### JOB
Only the number is wanted: count the lines in the data with "that" in them.

--- START OF EXTRACTED RECORDS ---

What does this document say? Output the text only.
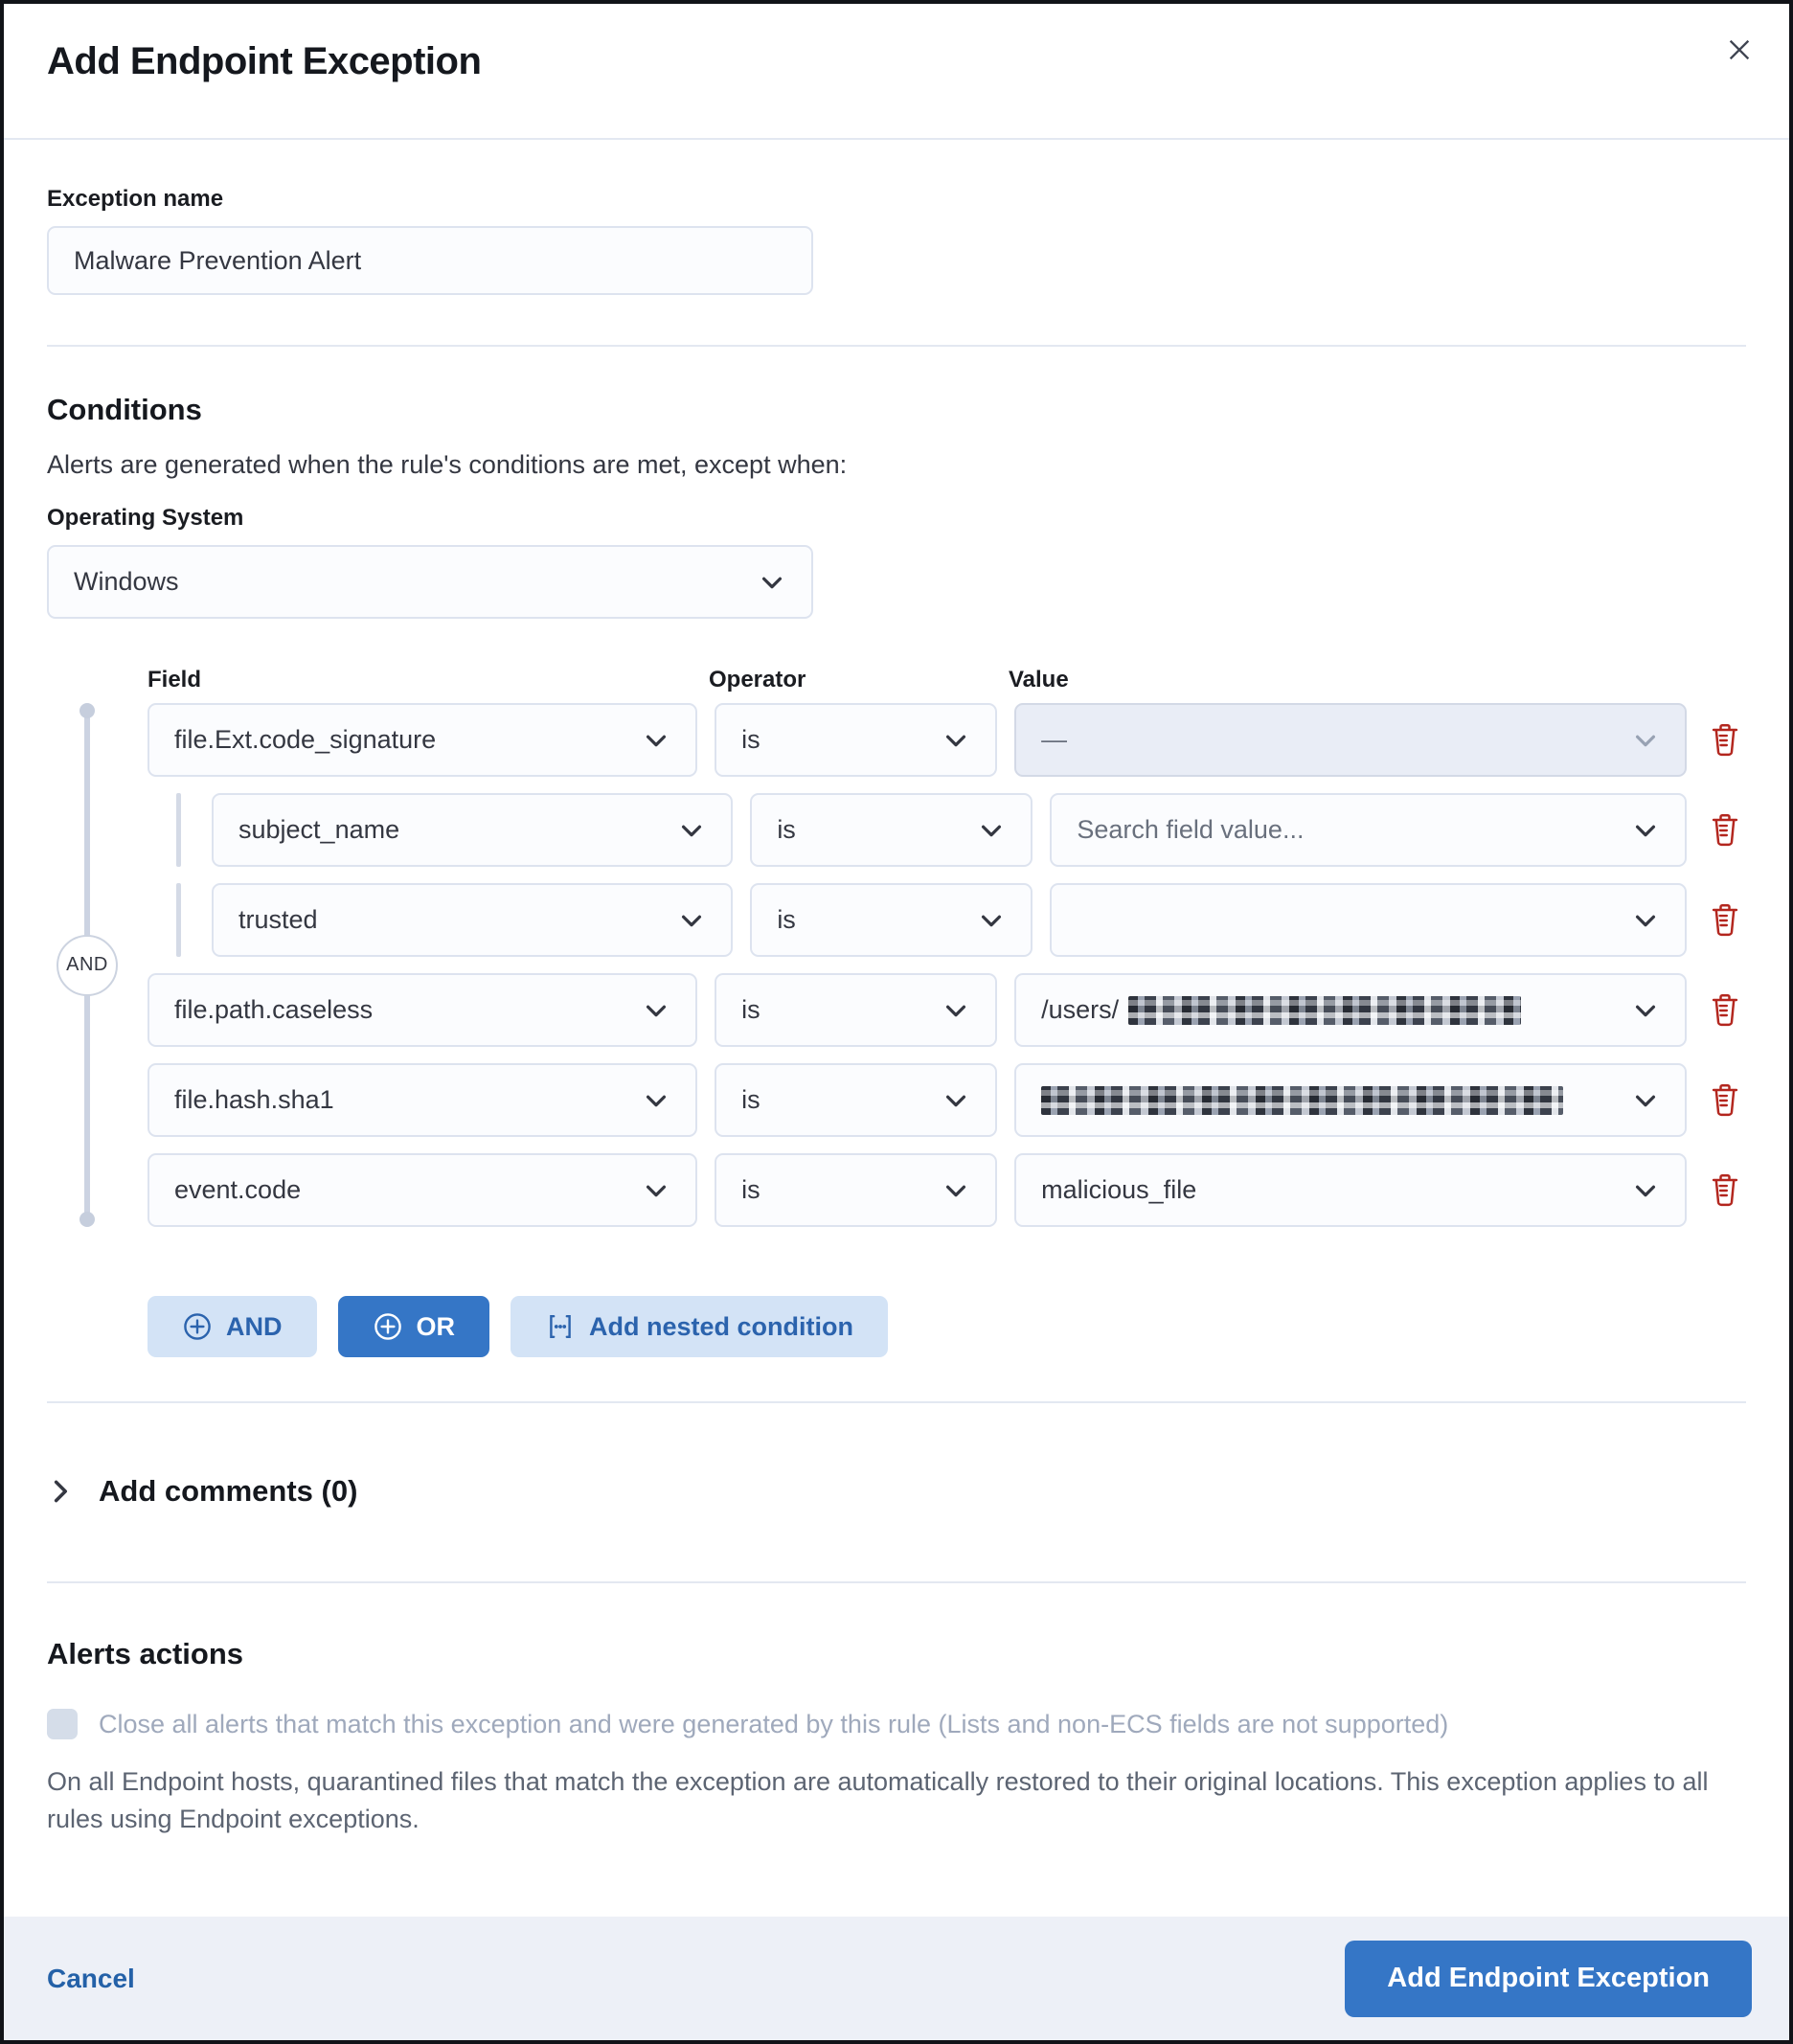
Add Endpoint Exception
Exception name
Malware Prevention Alert
Conditions
Alerts are generated when the rule's conditions are met, except when:
Operating System
Windows
Field	Operator	Value
AND
file.Ext.code_signature	is	—
subject_name	is	Search field value...
trusted	is
file.path.caseless	is	/users/
file.hash.sha1	is
event.code	is	malicious_file
AND	OR	Add nested condition
Add comments (0)
Alerts actions
Close all alerts that match this exception and were generated by this rule (Lists and non-ECS fields are not supported)

On all Endpoint hosts, quarantined files that match the exception are automatically restored to their original locations. This exception applies to all rules using Endpoint exceptions.

Cancel	Add Endpoint Exception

--- END OF EXTRACTED RECORDS ---

### THE COMPLETED TASK
2